Objective
Extract all of the data and reproduce it precisely.

begin Entries shown

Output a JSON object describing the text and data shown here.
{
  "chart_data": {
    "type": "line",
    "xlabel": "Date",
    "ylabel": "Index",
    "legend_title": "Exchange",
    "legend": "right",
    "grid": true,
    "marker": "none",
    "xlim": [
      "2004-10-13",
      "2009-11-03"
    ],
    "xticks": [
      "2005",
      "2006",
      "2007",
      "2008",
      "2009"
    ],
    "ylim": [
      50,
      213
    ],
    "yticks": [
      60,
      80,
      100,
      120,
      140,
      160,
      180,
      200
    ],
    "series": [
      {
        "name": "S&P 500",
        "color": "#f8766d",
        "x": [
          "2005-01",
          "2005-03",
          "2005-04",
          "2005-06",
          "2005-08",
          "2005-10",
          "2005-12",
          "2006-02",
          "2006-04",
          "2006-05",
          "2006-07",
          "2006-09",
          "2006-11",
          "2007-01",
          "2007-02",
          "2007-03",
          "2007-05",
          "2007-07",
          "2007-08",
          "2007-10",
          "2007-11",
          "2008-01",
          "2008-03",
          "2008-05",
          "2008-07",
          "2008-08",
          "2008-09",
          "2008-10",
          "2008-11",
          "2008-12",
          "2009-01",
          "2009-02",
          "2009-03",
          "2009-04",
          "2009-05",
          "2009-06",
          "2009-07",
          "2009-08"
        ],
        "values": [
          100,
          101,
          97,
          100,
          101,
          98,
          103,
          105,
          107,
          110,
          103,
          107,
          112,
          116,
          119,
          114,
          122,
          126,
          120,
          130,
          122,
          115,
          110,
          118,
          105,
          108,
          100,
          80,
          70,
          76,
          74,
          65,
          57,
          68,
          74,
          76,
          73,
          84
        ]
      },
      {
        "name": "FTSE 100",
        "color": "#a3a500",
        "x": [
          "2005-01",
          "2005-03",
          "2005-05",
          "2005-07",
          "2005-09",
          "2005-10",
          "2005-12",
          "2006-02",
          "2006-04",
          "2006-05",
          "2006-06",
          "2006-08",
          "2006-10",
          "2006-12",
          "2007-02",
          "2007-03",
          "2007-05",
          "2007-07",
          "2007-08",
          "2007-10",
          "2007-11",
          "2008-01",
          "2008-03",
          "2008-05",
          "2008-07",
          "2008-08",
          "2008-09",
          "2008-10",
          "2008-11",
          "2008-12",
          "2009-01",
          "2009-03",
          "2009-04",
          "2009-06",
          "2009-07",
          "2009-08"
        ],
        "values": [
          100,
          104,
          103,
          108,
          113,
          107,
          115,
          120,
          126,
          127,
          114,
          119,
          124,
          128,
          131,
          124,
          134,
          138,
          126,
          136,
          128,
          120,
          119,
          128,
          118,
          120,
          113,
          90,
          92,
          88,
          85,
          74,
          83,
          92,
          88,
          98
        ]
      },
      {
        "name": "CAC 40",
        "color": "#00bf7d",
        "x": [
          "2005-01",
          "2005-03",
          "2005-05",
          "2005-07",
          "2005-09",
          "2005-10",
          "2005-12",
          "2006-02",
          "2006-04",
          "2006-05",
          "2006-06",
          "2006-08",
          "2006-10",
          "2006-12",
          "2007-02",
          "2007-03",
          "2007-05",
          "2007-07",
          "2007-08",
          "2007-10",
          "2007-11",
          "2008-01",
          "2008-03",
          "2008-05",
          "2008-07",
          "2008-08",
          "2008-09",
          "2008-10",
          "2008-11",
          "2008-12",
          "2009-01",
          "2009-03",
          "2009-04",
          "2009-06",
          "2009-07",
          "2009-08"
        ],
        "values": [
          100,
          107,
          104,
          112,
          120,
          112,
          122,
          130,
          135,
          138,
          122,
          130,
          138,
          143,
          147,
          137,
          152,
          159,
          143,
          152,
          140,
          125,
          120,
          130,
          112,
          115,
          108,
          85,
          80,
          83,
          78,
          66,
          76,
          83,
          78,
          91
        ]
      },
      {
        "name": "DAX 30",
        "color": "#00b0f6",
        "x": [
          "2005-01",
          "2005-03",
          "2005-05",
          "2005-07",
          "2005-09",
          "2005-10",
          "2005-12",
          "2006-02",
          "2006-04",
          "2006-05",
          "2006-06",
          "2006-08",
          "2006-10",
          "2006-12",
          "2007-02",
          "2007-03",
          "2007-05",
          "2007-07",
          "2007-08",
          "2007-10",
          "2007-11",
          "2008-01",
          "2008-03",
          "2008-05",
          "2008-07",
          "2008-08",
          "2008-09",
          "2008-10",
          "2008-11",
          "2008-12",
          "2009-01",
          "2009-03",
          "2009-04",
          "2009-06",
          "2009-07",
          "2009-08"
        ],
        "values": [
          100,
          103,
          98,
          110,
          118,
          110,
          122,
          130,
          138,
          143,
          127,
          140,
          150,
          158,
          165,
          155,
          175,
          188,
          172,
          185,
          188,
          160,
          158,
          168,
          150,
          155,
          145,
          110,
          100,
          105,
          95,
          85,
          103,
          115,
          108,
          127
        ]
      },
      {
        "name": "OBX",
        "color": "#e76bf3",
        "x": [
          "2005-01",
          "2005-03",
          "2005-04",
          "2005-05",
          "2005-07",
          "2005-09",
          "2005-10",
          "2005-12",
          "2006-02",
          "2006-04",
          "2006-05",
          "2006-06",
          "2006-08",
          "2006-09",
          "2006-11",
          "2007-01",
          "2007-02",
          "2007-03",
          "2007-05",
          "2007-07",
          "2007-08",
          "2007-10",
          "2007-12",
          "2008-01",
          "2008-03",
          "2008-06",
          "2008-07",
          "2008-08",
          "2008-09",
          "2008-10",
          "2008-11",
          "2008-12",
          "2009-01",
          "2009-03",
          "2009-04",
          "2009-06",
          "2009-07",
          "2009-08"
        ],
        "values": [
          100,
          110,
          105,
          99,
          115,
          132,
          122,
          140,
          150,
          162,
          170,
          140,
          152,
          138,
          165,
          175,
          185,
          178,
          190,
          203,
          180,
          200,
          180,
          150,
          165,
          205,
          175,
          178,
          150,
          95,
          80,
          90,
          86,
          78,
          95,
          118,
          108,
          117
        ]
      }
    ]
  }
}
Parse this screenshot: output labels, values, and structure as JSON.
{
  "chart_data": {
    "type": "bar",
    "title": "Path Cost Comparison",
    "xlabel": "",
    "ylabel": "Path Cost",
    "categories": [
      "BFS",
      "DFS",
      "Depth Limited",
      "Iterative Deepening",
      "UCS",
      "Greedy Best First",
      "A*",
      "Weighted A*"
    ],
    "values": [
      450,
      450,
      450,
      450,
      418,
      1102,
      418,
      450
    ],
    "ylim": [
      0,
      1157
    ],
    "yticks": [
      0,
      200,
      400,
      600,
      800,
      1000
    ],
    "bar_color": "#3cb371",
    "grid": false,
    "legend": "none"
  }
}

end Entries shown

Output below
Output a JSON object describing the text and data shown here.
{
  "chart_data": {
    "type": "line",
    "xlabel": "Date",
    "ylabel": "Index",
    "legend_title": "Exchange",
    "legend": "right",
    "grid": true,
    "marker": "none",
    "xlim": [
      "2004-10-13",
      "2009-11-03"
    ],
    "xticks": [
      "2005",
      "2006",
      "2007",
      "2008",
      "2009"
    ],
    "ylim": [
      50,
      213
    ],
    "yticks": [
      60,
      80,
      100,
      120,
      140,
      160,
      180,
      200
    ],
    "series": [
      {
        "name": "S&P 500",
        "color": "#f8766d",
        "x": [
          "2005-01",
          "2005-03",
          "2005-04",
          "2005-06",
          "2005-08",
          "2005-10",
          "2005-12",
          "2006-02",
          "2006-04",
          "2006-05",
          "2006-07",
          "2006-09",
          "2006-11",
          "2007-01",
          "2007-02",
          "2007-03",
          "2007-05",
          "2007-07",
          "2007-08",
          "2007-10",
          "2007-11",
          "2008-01",
          "2008-03",
          "2008-05",
          "2008-07",
          "2008-08",
          "2008-09",
          "2008-10",
          "2008-11",
          "2008-12",
          "2009-01",
          "2009-02",
          "2009-03",
          "2009-04",
          "2009-05",
          "2009-06",
          "2009-07",
          "2009-08"
        ],
        "values": [
          100,
          101,
          97,
          100,
          101,
          98,
          103,
          105,
          107,
          110,
          103,
          107,
          112,
          116,
          119,
          114,
          122,
          126,
          120,
          130,
          122,
          115,
          110,
          118,
          105,
          108,
          100,
          80,
          70,
          76,
          74,
          65,
          57,
          68,
          74,
          76,
          73,
          84
        ]
      },
      {
        "name": "FTSE 100",
        "color": "#a3a500",
        "x": [
          "2005-01",
          "2005-03",
          "2005-05",
          "2005-07",
          "2005-09",
          "2005-10",
          "2005-12",
          "2006-02",
          "2006-04",
          "2006-05",
          "2006-06",
          "2006-08",
          "2006-10",
          "2006-12",
          "2007-02",
          "2007-03",
          "2007-05",
          "2007-07",
          "2007-08",
          "2007-10",
          "2007-11",
          "2008-01",
          "2008-03",
          "2008-05",
          "2008-07",
          "2008-08",
          "2008-09",
          "2008-10",
          "2008-11",
          "2008-12",
          "2009-01",
          "2009-03",
          "2009-04",
          "2009-06",
          "2009-07",
          "2009-08"
        ],
        "values": [
          100,
          104,
          103,
          108,
          113,
          107,
          115,
          120,
          126,
          127,
          114,
          119,
          124,
          128,
          131,
          124,
          134,
          138,
          126,
          136,
          128,
          120,
          119,
          128,
          118,
          120,
          113,
          90,
          92,
          88,
          85,
          74,
          83,
          92,
          88,
          98
        ]
      },
      {
        "name": "CAC 40",
        "color": "#00bf7d",
        "x": [
          "2005-01",
          "2005-03",
          "2005-05",
          "2005-07",
          "2005-09",
          "2005-10",
          "2005-12",
          "2006-02",
          "2006-04",
          "2006-05",
          "2006-06",
          "2006-08",
          "2006-10",
          "2006-12",
          "2007-02",
          "2007-03",
          "2007-05",
          "2007-07",
          "2007-08",
          "2007-10",
          "2007-11",
          "2008-01",
          "2008-03",
          "2008-05",
          "2008-07",
          "2008-08",
          "2008-09",
          "2008-10",
          "2008-11",
          "2008-12",
          "2009-01",
          "2009-03",
          "2009-04",
          "2009-06",
          "2009-07",
          "2009-08"
        ],
        "values": [
          100,
          107,
          104,
          112,
          120,
          112,
          122,
          130,
          135,
          138,
          122,
          130,
          138,
          143,
          147,
          137,
          152,
          159,
          143,
          152,
          140,
          125,
          120,
          130,
          112,
          115,
          108,
          85,
          80,
          83,
          78,
          66,
          76,
          83,
          78,
          91
        ]
      },
      {
        "name": "DAX 30",
        "color": "#00b0f6",
        "x": [
          "2005-01",
          "2005-03",
          "2005-05",
          "2005-07",
          "2005-09",
          "2005-10",
          "2005-12",
          "2006-02",
          "2006-04",
          "2006-05",
          "2006-06",
          "2006-08",
          "2006-10",
          "2006-12",
          "2007-02",
          "2007-03",
          "2007-05",
          "2007-07",
          "2007-08",
          "2007-10",
          "2007-11",
          "2008-01",
          "2008-03",
          "2008-05",
          "2008-07",
          "2008-08",
          "2008-09",
          "2008-10",
          "2008-11",
          "2008-12",
          "2009-01",
          "2009-03",
          "2009-04",
          "2009-06",
          "2009-07",
          "2009-08"
        ],
        "values": [
          100,
          103,
          98,
          110,
          118,
          110,
          122,
          130,
          138,
          143,
          127,
          140,
          150,
          158,
          165,
          155,
          175,
          188,
          172,
          185,
          188,
          160,
          158,
          168,
          150,
          155,
          145,
          110,
          100,
          105,
          95,
          85,
          103,
          115,
          108,
          127
        ]
      },
      {
        "name": "OBX",
        "color": "#e76bf3",
        "x": [
          "2005-01",
          "2005-03",
          "2005-04",
          "2005-05",
          "2005-07",
          "2005-09",
          "2005-10",
          "2005-12",
          "2006-02",
          "2006-04",
          "2006-05",
          "2006-06",
          "2006-08",
          "2006-09",
          "2006-11",
          "2007-01",
          "2007-02",
          "2007-03",
          "2007-05",
          "2007-07",
          "2007-08",
          "2007-10",
          "2007-12",
          "2008-01",
          "2008-03",
          "2008-06",
          "2008-07",
          "2008-08",
          "2008-09",
          "2008-10",
          "2008-11",
          "2008-12",
          "2009-01",
          "2009-03",
          "2009-04",
          "2009-06",
          "2009-07",
          "2009-08"
        ],
        "values": [
          100,
          110,
          105,
          99,
          115,
          132,
          122,
          140,
          150,
          162,
          170,
          140,
          152,
          138,
          165,
          175,
          185,
          178,
          190,
          203,
          180,
          200,
          180,
          150,
          165,
          205,
          175,
          178,
          150,
          95,
          80,
          90,
          86,
          78,
          95,
          118,
          108,
          117
        ]
      }
    ]
  }
}
Parse this screenshot: output labels, values, and structure as JSON.
{
  "chart_data": {
    "type": "bar",
    "title": "Path Cost Comparison",
    "xlabel": "",
    "ylabel": "Path Cost",
    "categories": [
      "BFS",
      "DFS",
      "Depth Limited",
      "Iterative Deepening",
      "UCS",
      "Greedy Best First",
      "A*",
      "Weighted A*"
    ],
    "values": [
      450,
      450,
      450,
      450,
      418,
      1102,
      418,
      450
    ],
    "ylim": [
      0,
      1157
    ],
    "yticks": [
      0,
      200,
      400,
      600,
      800,
      1000
    ],
    "bar_color": "#3cb371",
    "grid": false,
    "legend": "none"
  }
}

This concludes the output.